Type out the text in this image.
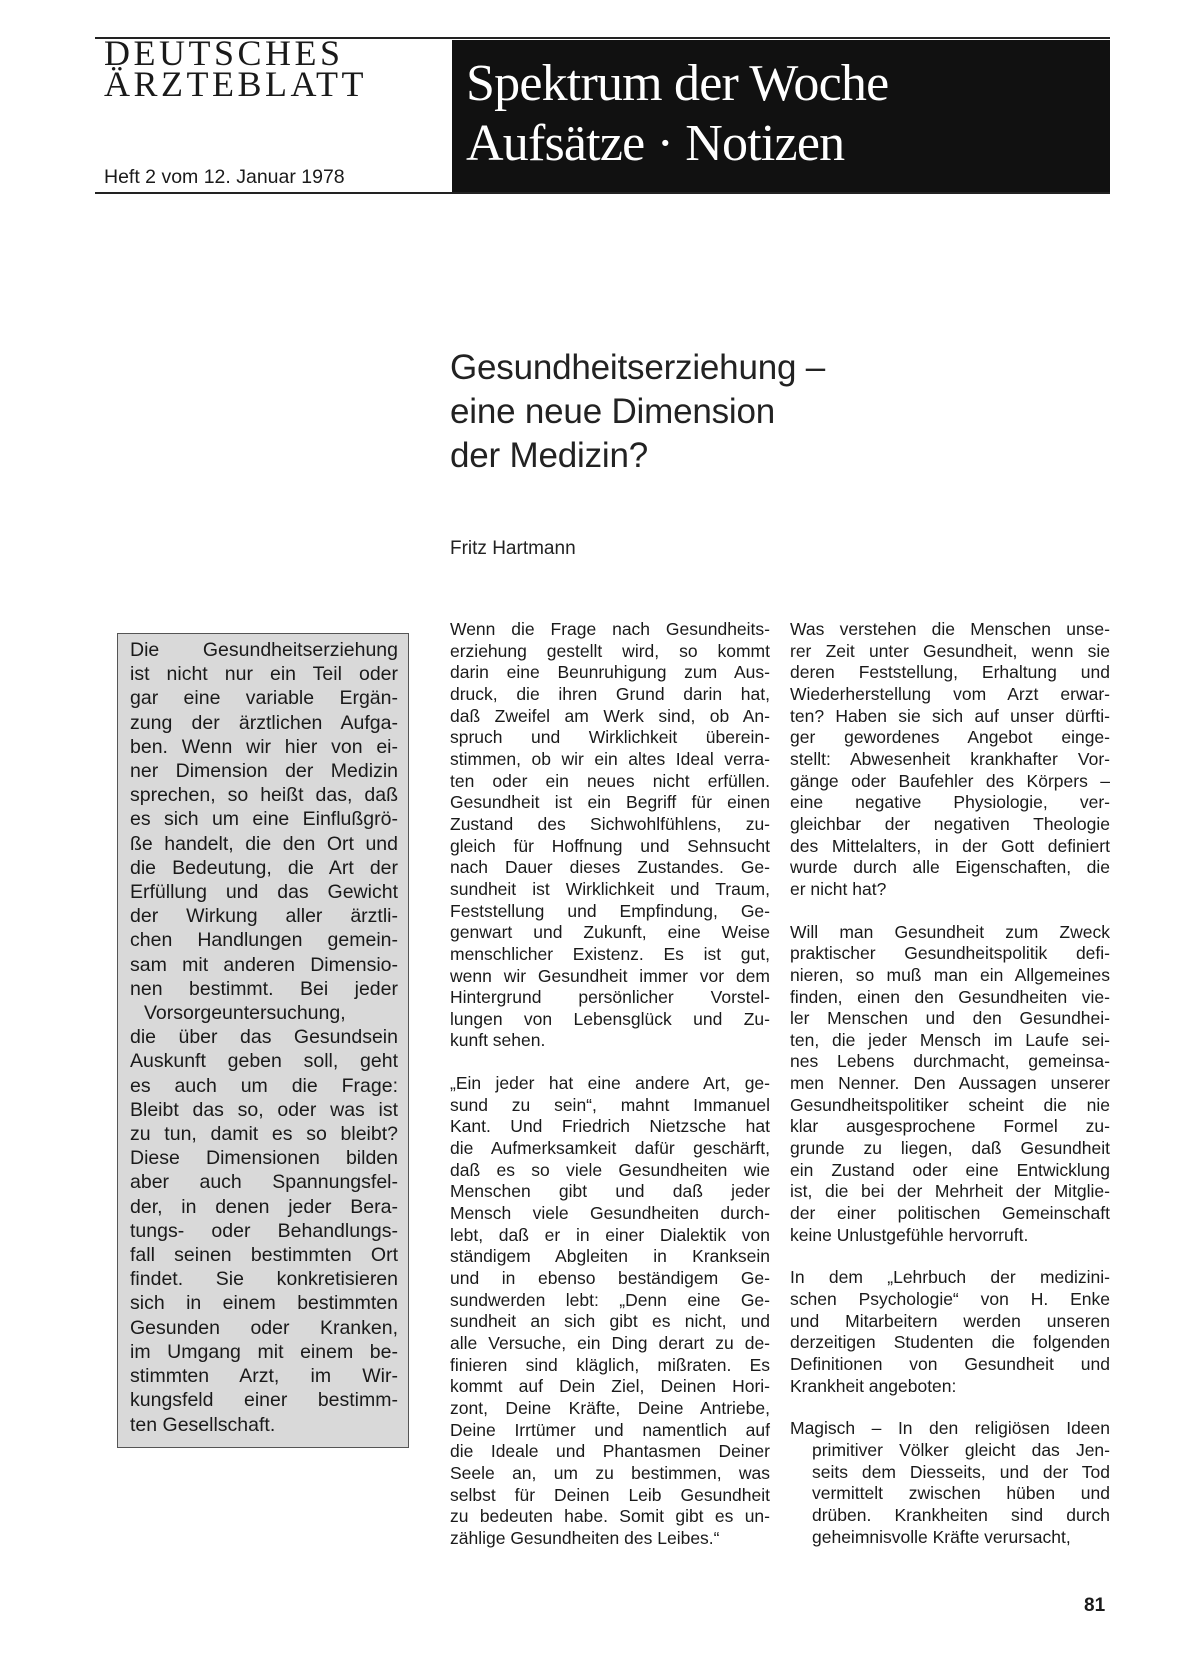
DEUTSCHES
ÄRZTEBLATT
Heft 2 vom 12. Januar 1978
Spektrum der Woche
Aufsätze · Notizen
Gesundheitserziehung –
eine neue Dimension
der Medizin?
Fritz Hartmann
Die Gesundheitserziehung
ist nicht nur ein Teil oder
gar eine variable Ergän-
zung der ärztlichen Aufga-
ben. Wenn wir hier von ei-
ner Dimension der Medizin
sprechen, so heißt das, daß
es sich um eine Einflußgrö-
ße handelt, die den Ort und
die Bedeutung, die Art der
Erfüllung und das Gewicht
der Wirkung aller ärztli-
chen Handlungen gemein-
sam mit anderen Dimensio-
nen bestimmt. Bei jeder
Vorsorgeuntersuchung,
die über das Gesundsein
Auskunft geben soll, geht
es auch um die Frage:
Bleibt das so, oder was ist
zu tun, damit es so bleibt?
Diese Dimensionen bilden
aber auch Spannungsfel-
der, in denen jeder Bera-
tungs- oder Behandlungs-
fall seinen bestimmten Ort
findet. Sie konkretisieren
sich in einem bestimmten
Gesunden oder Kranken,
im Umgang mit einem be-
stimmten Arzt, im Wir-
kungsfeld einer bestimm-
ten Gesellschaft.
Wenn die Frage nach Gesundheits-
erziehung gestellt wird, so kommt
darin eine Beunruhigung zum Aus-
druck, die ihren Grund darin hat,
daß Zweifel am Werk sind, ob An-
spruch und Wirklichkeit überein-
stimmen, ob wir ein altes Ideal verra-
ten oder ein neues nicht erfüllen.
Gesundheit ist ein Begriff für einen
Zustand des Sichwohlfühlens, zu-
gleich für Hoffnung und Sehnsucht
nach Dauer dieses Zustandes. Ge-
sundheit ist Wirklichkeit und Traum,
Feststellung und Empfindung, Ge-
genwart und Zukunft, eine Weise
menschlicher Existenz. Es ist gut,
wenn wir Gesundheit immer vor dem
Hintergrund persönlicher Vorstel-
lungen von Lebensglück und Zu-
kunft sehen.
„Ein jeder hat eine andere Art, ge-
sund zu sein“, mahnt Immanuel
Kant. Und Friedrich Nietzsche hat
die Aufmerksamkeit dafür geschärft,
daß es so viele Gesundheiten wie
Menschen gibt und daß jeder
Mensch viele Gesundheiten durch-
lebt, daß er in einer Dialektik von
ständigem Abgleiten in Kranksein
und in ebenso beständigem Ge-
sundwerden lebt: „Denn eine Ge-
sundheit an sich gibt es nicht, und
alle Versuche, ein Ding derart zu de-
finieren sind kläglich, mißraten. Es
kommt auf Dein Ziel, Deinen Hori-
zont, Deine Kräfte, Deine Antriebe,
Deine Irrtümer und namentlich auf
die Ideale und Phantasmen Deiner
Seele an, um zu bestimmen, was
selbst für Deinen Leib Gesundheit
zu bedeuten habe. Somit gibt es un-
zählige Gesundheiten des Leibes.“
Was verstehen die Menschen unse-
rer Zeit unter Gesundheit, wenn sie
deren Feststellung, Erhaltung und
Wiederherstellung vom Arzt erwar-
ten? Haben sie sich auf unser dürfti-
ger gewordenes Angebot einge-
stellt: Abwesenheit krankhafter Vor-
gänge oder Baufehler des Körpers –
eine negative Physiologie, ver-
gleichbar der negativen Theologie
des Mittelalters, in der Gott definiert
wurde durch alle Eigenschaften, die
er nicht hat?
Will man Gesundheit zum Zweck
praktischer Gesundheitspolitik defi-
nieren, so muß man ein Allgemeines
finden, einen den Gesundheiten vie-
ler Menschen und den Gesundhei-
ten, die jeder Mensch im Laufe sei-
nes Lebens durchmacht, gemeinsa-
men Nenner. Den Aussagen unserer
Gesundheitspolitiker scheint die nie
klar ausgesprochene Formel zu-
grunde zu liegen, daß Gesundheit
ein Zustand oder eine Entwicklung
ist, die bei der Mehrheit der Mitglie-
der einer politischen Gemeinschaft
keine Unlustgefühle hervorruft.
In dem „Lehrbuch der medizini-
schen Psychologie“ von H. Enke
und Mitarbeitern werden unseren
derzeitigen Studenten die folgenden
Definitionen von Gesundheit und
Krankheit angeboten:
Magisch – In den religiösen Ideen
primitiver Völker gleicht das Jen-
seits dem Diesseits, und der Tod
vermittelt zwischen hüben und
drüben. Krankheiten sind durch
geheimnisvolle Kräfte verursacht,
81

- **Request**: Pull every line containing the word "lebt" out of the material.

- **Exercise solution**:
lebt, daß er in einer Dialektik von
sundwerden lebt: „Denn eine Ge-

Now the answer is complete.